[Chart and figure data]
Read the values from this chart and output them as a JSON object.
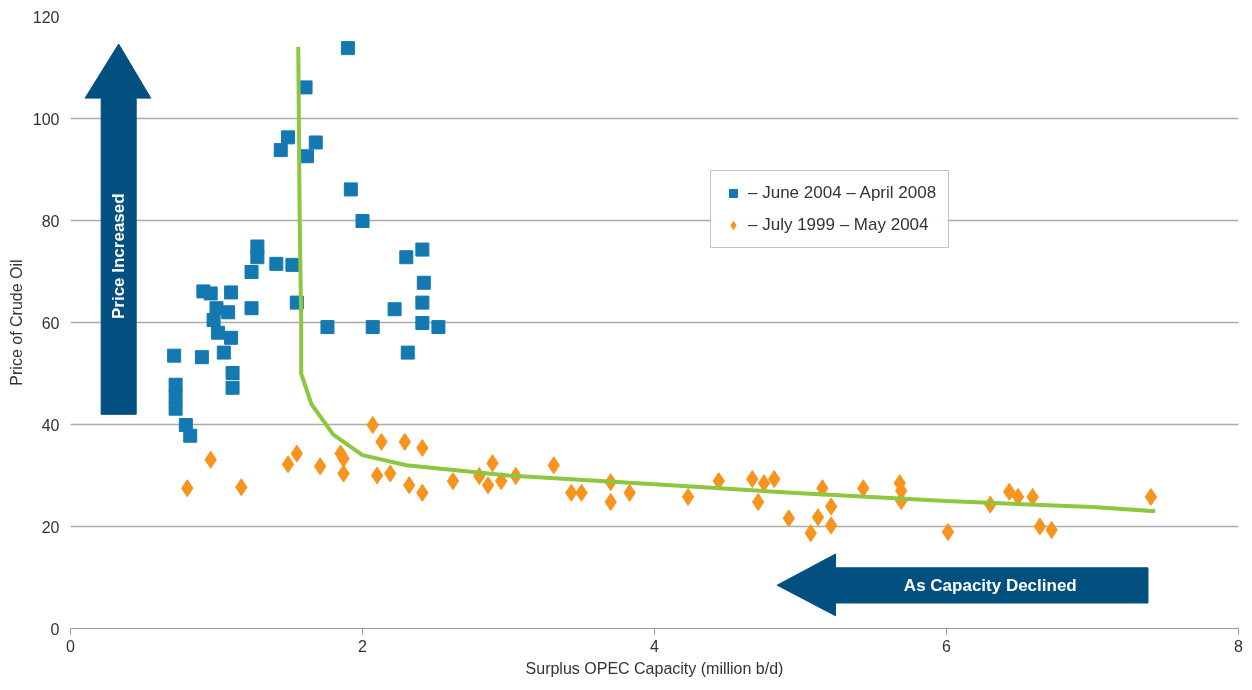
{
  "chart_data": {
    "type": "scatter",
    "xlabel": "Surplus OPEC Capacity (million b/d)",
    "ylabel": "Price of Crude Oil",
    "xlim": [
      0,
      8
    ],
    "xticks": [
      0,
      2,
      4,
      6,
      8
    ],
    "ylim": [
      0,
      120
    ],
    "yticks": [
      0,
      20,
      40,
      60,
      80,
      100,
      120
    ],
    "grid": "y",
    "legend": "top right",
    "annotations": [
      "Price Increased",
      "As Capacity Declined"
    ],
    "series": [
      {
        "name": "– June 2004 – April 2008",
        "color": "#1479b0",
        "marker": "square",
        "x": [
          1.9,
          1.61,
          1.49,
          1.44,
          1.68,
          1.62,
          1.92,
          2.0,
          1.28,
          1.28,
          1.41,
          1.52,
          1.24,
          2.41,
          2.3,
          2.42,
          0.91,
          0.96,
          1.1,
          2.41,
          1.55,
          1.24,
          2.22,
          1.0,
          1.08,
          0.98,
          2.41,
          1.76,
          2.07,
          2.52,
          1.01,
          1.1,
          2.31,
          1.05,
          0.71,
          0.9,
          1.11,
          1.11,
          0.72,
          0.72,
          0.72,
          0.79,
          0.82
        ],
        "values": [
          113.8,
          106.1,
          96.3,
          93.8,
          95.3,
          92.6,
          86.1,
          79.9,
          74.9,
          72.8,
          71.5,
          71.3,
          69.9,
          74.3,
          72.8,
          67.8,
          66.1,
          65.7,
          65.9,
          63.9,
          63.9,
          62.8,
          62.6,
          62.8,
          62.0,
          60.5,
          59.9,
          59.1,
          59.1,
          59.1,
          58.0,
          57.0,
          54.1,
          54.1,
          53.5,
          53.2,
          50.1,
          47.2,
          47.8,
          45.5,
          43.1,
          39.9,
          37.8
        ]
      },
      {
        "name": "– July 1999 – May 2004",
        "color": "#f7941d",
        "marker": "diamond",
        "x": [
          0.8,
          0.96,
          1.17,
          1.49,
          1.55,
          1.71,
          1.85,
          1.87,
          1.87,
          2.07,
          2.13,
          2.1,
          2.19,
          2.29,
          2.32,
          2.41,
          2.41,
          2.62,
          2.8,
          2.86,
          2.89,
          2.95,
          3.05,
          3.31,
          3.43,
          3.5,
          3.7,
          3.7,
          3.83,
          4.23,
          4.44,
          4.67,
          4.75,
          4.82,
          4.71,
          4.92,
          5.07,
          5.12,
          5.15,
          5.21,
          5.21,
          5.43,
          5.68,
          5.69,
          5.69,
          6.01,
          6.3,
          6.43,
          6.49,
          6.59,
          6.64,
          6.72,
          7.4
        ],
        "values": [
          27.5,
          33.1,
          27.7,
          32.2,
          34.3,
          31.8,
          34.3,
          33.3,
          30.4,
          39.9,
          36.6,
          30.0,
          30.4,
          36.6,
          28.1,
          35.4,
          26.6,
          28.9,
          29.9,
          28.1,
          32.4,
          28.9,
          29.9,
          32.0,
          26.6,
          26.6,
          28.7,
          24.8,
          26.6,
          25.8,
          28.9,
          29.3,
          28.5,
          29.3,
          24.8,
          21.6,
          18.7,
          21.8,
          27.5,
          23.9,
          20.2,
          27.5,
          28.5,
          27.0,
          25.0,
          18.9,
          24.3,
          26.8,
          25.8,
          25.8,
          20.0,
          19.3,
          25.8
        ]
      },
      {
        "type": "line",
        "color": "#8dc63f",
        "x": [
          1.56,
          1.57,
          1.58,
          1.58,
          1.65,
          1.8,
          2.0,
          2.3,
          3.0,
          4.0,
          5.0,
          6.0,
          7.0,
          7.43
        ],
        "values": [
          114,
          80,
          60,
          50,
          44,
          38,
          34,
          32,
          30,
          28.3,
          26.5,
          25,
          23.8,
          23
        ]
      }
    ]
  }
}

## WHAT YOU WILL DO
From the material above, reproduce everything verbatim except the pictures.

## TASK RESULT
Read the values from this chart and output them as a JSON object.
{
  "chart_data": {
    "type": "scatter",
    "xlabel": "Surplus OPEC Capacity (million b/d)",
    "ylabel": "Price of Crude Oil",
    "xlim": [
      0,
      8
    ],
    "xticks": [
      0,
      2,
      4,
      6,
      8
    ],
    "ylim": [
      0,
      120
    ],
    "yticks": [
      0,
      20,
      40,
      60,
      80,
      100,
      120
    ],
    "grid": "y",
    "legend": "top right",
    "annotations": [
      "Price Increased",
      "As Capacity Declined"
    ],
    "series": [
      {
        "name": "– June 2004 – April 2008",
        "color": "#1479b0",
        "marker": "square",
        "x": [
          1.9,
          1.61,
          1.49,
          1.44,
          1.68,
          1.62,
          1.92,
          2.0,
          1.28,
          1.28,
          1.41,
          1.52,
          1.24,
          2.41,
          2.3,
          2.42,
          0.91,
          0.96,
          1.1,
          2.41,
          1.55,
          1.24,
          2.22,
          1.0,
          1.08,
          0.98,
          2.41,
          1.76,
          2.07,
          2.52,
          1.01,
          1.1,
          2.31,
          1.05,
          0.71,
          0.9,
          1.11,
          1.11,
          0.72,
          0.72,
          0.72,
          0.79,
          0.82
        ],
        "values": [
          113.8,
          106.1,
          96.3,
          93.8,
          95.3,
          92.6,
          86.1,
          79.9,
          74.9,
          72.8,
          71.5,
          71.3,
          69.9,
          74.3,
          72.8,
          67.8,
          66.1,
          65.7,
          65.9,
          63.9,
          63.9,
          62.8,
          62.6,
          62.8,
          62.0,
          60.5,
          59.9,
          59.1,
          59.1,
          59.1,
          58.0,
          57.0,
          54.1,
          54.1,
          53.5,
          53.2,
          50.1,
          47.2,
          47.8,
          45.5,
          43.1,
          39.9,
          37.8
        ]
      },
      {
        "name": "– July 1999 – May 2004",
        "color": "#f7941d",
        "marker": "diamond",
        "x": [
          0.8,
          0.96,
          1.17,
          1.49,
          1.55,
          1.71,
          1.85,
          1.87,
          1.87,
          2.07,
          2.13,
          2.1,
          2.19,
          2.29,
          2.32,
          2.41,
          2.41,
          2.62,
          2.8,
          2.86,
          2.89,
          2.95,
          3.05,
          3.31,
          3.43,
          3.5,
          3.7,
          3.7,
          3.83,
          4.23,
          4.44,
          4.67,
          4.75,
          4.82,
          4.71,
          4.92,
          5.07,
          5.12,
          5.15,
          5.21,
          5.21,
          5.43,
          5.68,
          5.69,
          5.69,
          6.01,
          6.3,
          6.43,
          6.49,
          6.59,
          6.64,
          6.72,
          7.4
        ],
        "values": [
          27.5,
          33.1,
          27.7,
          32.2,
          34.3,
          31.8,
          34.3,
          33.3,
          30.4,
          39.9,
          36.6,
          30.0,
          30.4,
          36.6,
          28.1,
          35.4,
          26.6,
          28.9,
          29.9,
          28.1,
          32.4,
          28.9,
          29.9,
          32.0,
          26.6,
          26.6,
          28.7,
          24.8,
          26.6,
          25.8,
          28.9,
          29.3,
          28.5,
          29.3,
          24.8,
          21.6,
          18.7,
          21.8,
          27.5,
          23.9,
          20.2,
          27.5,
          28.5,
          27.0,
          25.0,
          18.9,
          24.3,
          26.8,
          25.8,
          25.8,
          20.0,
          19.3,
          25.8
        ]
      },
      {
        "type": "line",
        "color": "#8dc63f",
        "x": [
          1.56,
          1.57,
          1.58,
          1.58,
          1.65,
          1.8,
          2.0,
          2.3,
          3.0,
          4.0,
          5.0,
          6.0,
          7.0,
          7.43
        ],
        "values": [
          114,
          80,
          60,
          50,
          44,
          38,
          34,
          32,
          30,
          28.3,
          26.5,
          25,
          23.8,
          23
        ]
      }
    ]
  }
}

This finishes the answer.